* **Data to use**:
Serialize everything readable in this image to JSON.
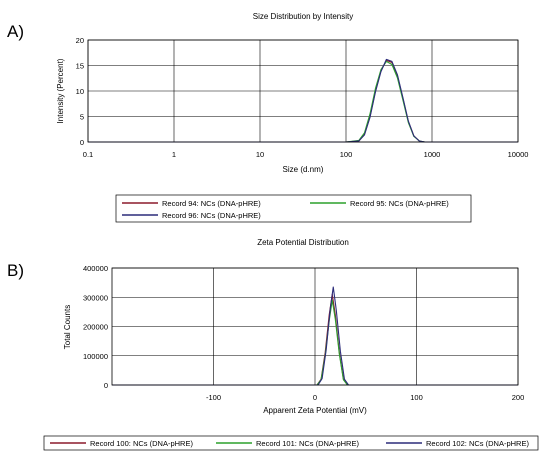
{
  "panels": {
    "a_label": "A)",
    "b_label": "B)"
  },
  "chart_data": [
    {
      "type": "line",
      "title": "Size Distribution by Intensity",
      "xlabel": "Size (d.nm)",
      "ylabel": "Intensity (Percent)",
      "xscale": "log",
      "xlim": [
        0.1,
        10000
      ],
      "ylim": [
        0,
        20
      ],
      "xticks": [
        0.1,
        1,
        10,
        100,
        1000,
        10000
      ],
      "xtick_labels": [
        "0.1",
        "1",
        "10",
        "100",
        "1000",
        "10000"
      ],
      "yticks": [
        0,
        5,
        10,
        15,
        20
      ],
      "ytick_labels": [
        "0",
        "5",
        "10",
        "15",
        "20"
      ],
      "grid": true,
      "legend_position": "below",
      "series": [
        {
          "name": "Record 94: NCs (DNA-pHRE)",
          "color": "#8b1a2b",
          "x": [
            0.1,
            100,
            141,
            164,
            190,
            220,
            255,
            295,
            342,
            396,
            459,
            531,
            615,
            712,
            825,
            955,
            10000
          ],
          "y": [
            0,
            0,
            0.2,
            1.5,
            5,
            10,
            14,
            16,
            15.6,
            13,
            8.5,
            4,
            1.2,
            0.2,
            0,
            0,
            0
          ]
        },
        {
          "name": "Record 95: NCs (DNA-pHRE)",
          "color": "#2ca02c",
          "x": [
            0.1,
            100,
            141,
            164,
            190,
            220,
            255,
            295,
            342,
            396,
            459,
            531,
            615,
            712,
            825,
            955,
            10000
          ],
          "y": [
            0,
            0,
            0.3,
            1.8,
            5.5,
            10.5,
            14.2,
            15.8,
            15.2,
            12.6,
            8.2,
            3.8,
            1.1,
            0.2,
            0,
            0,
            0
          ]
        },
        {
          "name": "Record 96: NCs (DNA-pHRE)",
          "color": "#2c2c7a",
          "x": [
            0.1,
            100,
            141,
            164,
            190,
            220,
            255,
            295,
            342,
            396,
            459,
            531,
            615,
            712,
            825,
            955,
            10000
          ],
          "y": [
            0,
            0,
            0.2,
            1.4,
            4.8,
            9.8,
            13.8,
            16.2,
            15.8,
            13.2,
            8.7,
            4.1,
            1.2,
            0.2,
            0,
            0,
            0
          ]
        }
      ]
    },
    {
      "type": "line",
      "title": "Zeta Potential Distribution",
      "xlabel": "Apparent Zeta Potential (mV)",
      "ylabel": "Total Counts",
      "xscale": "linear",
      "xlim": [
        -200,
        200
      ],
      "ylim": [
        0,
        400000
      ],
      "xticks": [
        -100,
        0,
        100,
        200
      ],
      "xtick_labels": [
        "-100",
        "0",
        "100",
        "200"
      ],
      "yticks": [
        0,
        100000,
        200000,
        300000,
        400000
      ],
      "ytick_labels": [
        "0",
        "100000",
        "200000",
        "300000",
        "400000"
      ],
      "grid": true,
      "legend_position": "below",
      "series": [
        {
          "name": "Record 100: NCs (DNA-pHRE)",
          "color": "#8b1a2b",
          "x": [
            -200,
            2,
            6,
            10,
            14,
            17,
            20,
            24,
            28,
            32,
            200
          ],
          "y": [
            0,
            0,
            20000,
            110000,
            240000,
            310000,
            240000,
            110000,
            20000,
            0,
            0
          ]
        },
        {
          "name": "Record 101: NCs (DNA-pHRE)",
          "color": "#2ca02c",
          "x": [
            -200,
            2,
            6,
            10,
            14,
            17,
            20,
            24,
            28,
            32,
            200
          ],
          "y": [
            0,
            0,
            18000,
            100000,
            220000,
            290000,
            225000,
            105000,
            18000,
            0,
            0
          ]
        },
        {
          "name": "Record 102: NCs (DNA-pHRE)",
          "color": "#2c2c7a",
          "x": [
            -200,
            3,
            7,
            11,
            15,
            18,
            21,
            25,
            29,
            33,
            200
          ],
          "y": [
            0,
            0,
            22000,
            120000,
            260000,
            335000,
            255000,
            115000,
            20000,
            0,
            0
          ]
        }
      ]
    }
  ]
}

* **What the exercise asks**: Quote each entry above verbatim and drop the pictures.

* **Result**:
Serialize everything readable in this image to JSON.
{
  "panels": {
    "a_label": "A)",
    "b_label": "B)"
  },
  "chart_data": [
    {
      "type": "line",
      "title": "Size Distribution by Intensity",
      "xlabel": "Size (d.nm)",
      "ylabel": "Intensity (Percent)",
      "xscale": "log",
      "xlim": [
        0.1,
        10000
      ],
      "ylim": [
        0,
        20
      ],
      "xticks": [
        0.1,
        1,
        10,
        100,
        1000,
        10000
      ],
      "xtick_labels": [
        "0.1",
        "1",
        "10",
        "100",
        "1000",
        "10000"
      ],
      "yticks": [
        0,
        5,
        10,
        15,
        20
      ],
      "ytick_labels": [
        "0",
        "5",
        "10",
        "15",
        "20"
      ],
      "grid": true,
      "legend_position": "below",
      "series": [
        {
          "name": "Record 94: NCs (DNA-pHRE)",
          "color": "#8b1a2b",
          "x": [
            0.1,
            100,
            141,
            164,
            190,
            220,
            255,
            295,
            342,
            396,
            459,
            531,
            615,
            712,
            825,
            955,
            10000
          ],
          "y": [
            0,
            0,
            0.2,
            1.5,
            5,
            10,
            14,
            16,
            15.6,
            13,
            8.5,
            4,
            1.2,
            0.2,
            0,
            0,
            0
          ]
        },
        {
          "name": "Record 95: NCs (DNA-pHRE)",
          "color": "#2ca02c",
          "x": [
            0.1,
            100,
            141,
            164,
            190,
            220,
            255,
            295,
            342,
            396,
            459,
            531,
            615,
            712,
            825,
            955,
            10000
          ],
          "y": [
            0,
            0,
            0.3,
            1.8,
            5.5,
            10.5,
            14.2,
            15.8,
            15.2,
            12.6,
            8.2,
            3.8,
            1.1,
            0.2,
            0,
            0,
            0
          ]
        },
        {
          "name": "Record 96: NCs (DNA-pHRE)",
          "color": "#2c2c7a",
          "x": [
            0.1,
            100,
            141,
            164,
            190,
            220,
            255,
            295,
            342,
            396,
            459,
            531,
            615,
            712,
            825,
            955,
            10000
          ],
          "y": [
            0,
            0,
            0.2,
            1.4,
            4.8,
            9.8,
            13.8,
            16.2,
            15.8,
            13.2,
            8.7,
            4.1,
            1.2,
            0.2,
            0,
            0,
            0
          ]
        }
      ]
    },
    {
      "type": "line",
      "title": "Zeta Potential Distribution",
      "xlabel": "Apparent Zeta Potential (mV)",
      "ylabel": "Total Counts",
      "xscale": "linear",
      "xlim": [
        -200,
        200
      ],
      "ylim": [
        0,
        400000
      ],
      "xticks": [
        -100,
        0,
        100,
        200
      ],
      "xtick_labels": [
        "-100",
        "0",
        "100",
        "200"
      ],
      "yticks": [
        0,
        100000,
        200000,
        300000,
        400000
      ],
      "ytick_labels": [
        "0",
        "100000",
        "200000",
        "300000",
        "400000"
      ],
      "grid": true,
      "legend_position": "below",
      "series": [
        {
          "name": "Record 100: NCs (DNA-pHRE)",
          "color": "#8b1a2b",
          "x": [
            -200,
            2,
            6,
            10,
            14,
            17,
            20,
            24,
            28,
            32,
            200
          ],
          "y": [
            0,
            0,
            20000,
            110000,
            240000,
            310000,
            240000,
            110000,
            20000,
            0,
            0
          ]
        },
        {
          "name": "Record 101: NCs (DNA-pHRE)",
          "color": "#2ca02c",
          "x": [
            -200,
            2,
            6,
            10,
            14,
            17,
            20,
            24,
            28,
            32,
            200
          ],
          "y": [
            0,
            0,
            18000,
            100000,
            220000,
            290000,
            225000,
            105000,
            18000,
            0,
            0
          ]
        },
        {
          "name": "Record 102: NCs (DNA-pHRE)",
          "color": "#2c2c7a",
          "x": [
            -200,
            3,
            7,
            11,
            15,
            18,
            21,
            25,
            29,
            33,
            200
          ],
          "y": [
            0,
            0,
            22000,
            120000,
            260000,
            335000,
            255000,
            115000,
            20000,
            0,
            0
          ]
        }
      ]
    }
  ]
}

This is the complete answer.